*Stored data entries*:
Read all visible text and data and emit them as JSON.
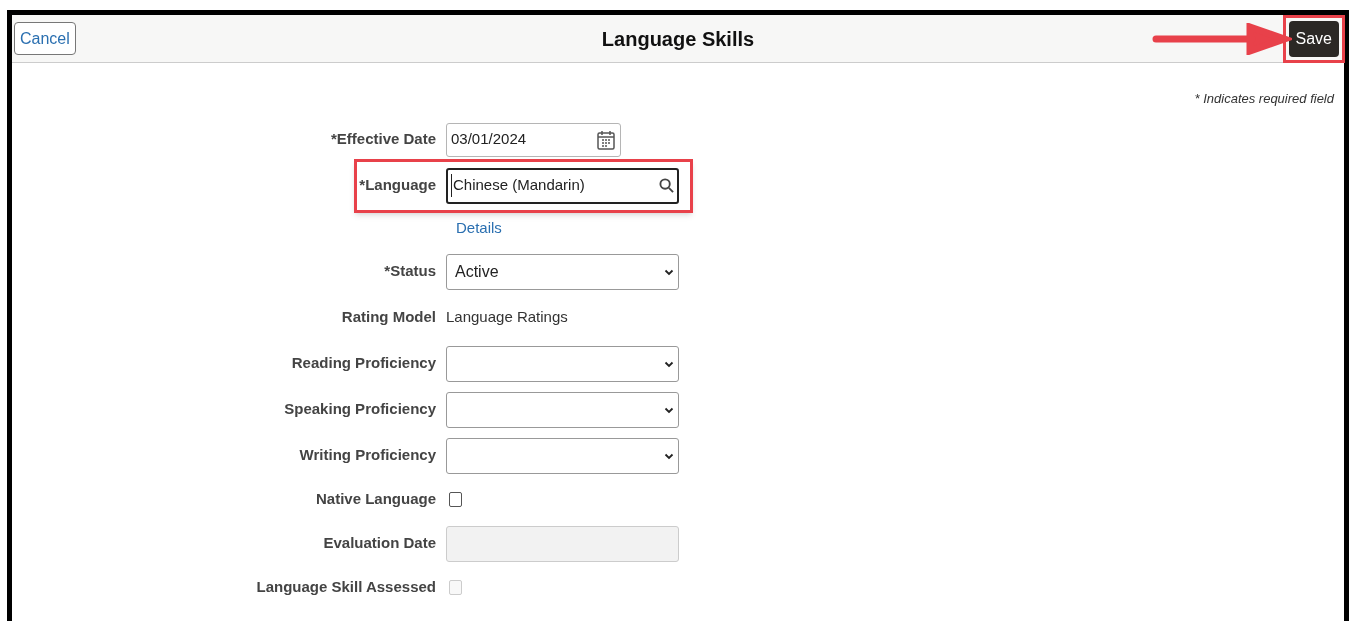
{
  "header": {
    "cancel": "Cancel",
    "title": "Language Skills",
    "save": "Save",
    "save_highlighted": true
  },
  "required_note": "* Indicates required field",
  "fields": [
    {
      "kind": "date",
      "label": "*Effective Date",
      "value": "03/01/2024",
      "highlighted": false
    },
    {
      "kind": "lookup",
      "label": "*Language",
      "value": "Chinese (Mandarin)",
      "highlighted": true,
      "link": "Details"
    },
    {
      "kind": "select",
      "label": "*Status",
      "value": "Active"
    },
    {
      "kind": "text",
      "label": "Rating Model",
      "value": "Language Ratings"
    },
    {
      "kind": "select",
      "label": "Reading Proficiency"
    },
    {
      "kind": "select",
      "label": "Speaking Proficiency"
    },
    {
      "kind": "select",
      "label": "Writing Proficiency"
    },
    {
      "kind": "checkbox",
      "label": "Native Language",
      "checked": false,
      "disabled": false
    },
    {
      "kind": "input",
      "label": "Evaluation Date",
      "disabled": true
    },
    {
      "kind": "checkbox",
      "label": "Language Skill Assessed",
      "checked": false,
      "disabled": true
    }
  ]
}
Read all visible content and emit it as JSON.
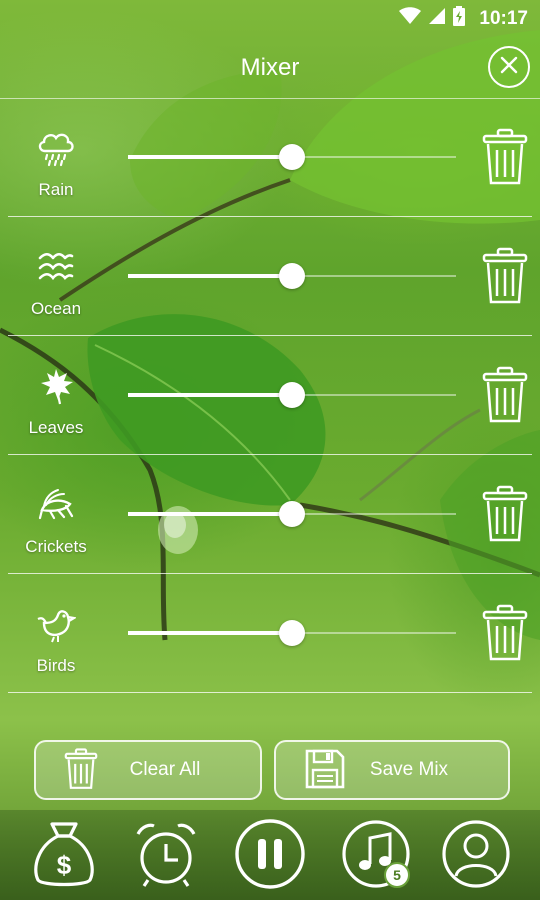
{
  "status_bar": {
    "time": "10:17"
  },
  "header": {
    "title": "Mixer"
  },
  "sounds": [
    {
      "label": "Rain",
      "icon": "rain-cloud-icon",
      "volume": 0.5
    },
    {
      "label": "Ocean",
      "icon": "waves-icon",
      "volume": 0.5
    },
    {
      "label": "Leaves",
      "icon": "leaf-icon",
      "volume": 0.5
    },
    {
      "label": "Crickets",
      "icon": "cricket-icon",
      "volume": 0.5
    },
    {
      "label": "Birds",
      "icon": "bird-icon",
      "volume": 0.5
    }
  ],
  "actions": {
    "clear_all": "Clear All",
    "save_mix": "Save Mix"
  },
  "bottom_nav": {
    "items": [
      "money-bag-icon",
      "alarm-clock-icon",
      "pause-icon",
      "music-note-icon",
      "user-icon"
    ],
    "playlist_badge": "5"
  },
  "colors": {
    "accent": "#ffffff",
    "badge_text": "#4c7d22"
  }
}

*Job*: Return every line from the records above that holds the word "emit".

*Written solution*:
Read all visible text and data and emit them as JSON.
Read all visible content and emit it as JSON.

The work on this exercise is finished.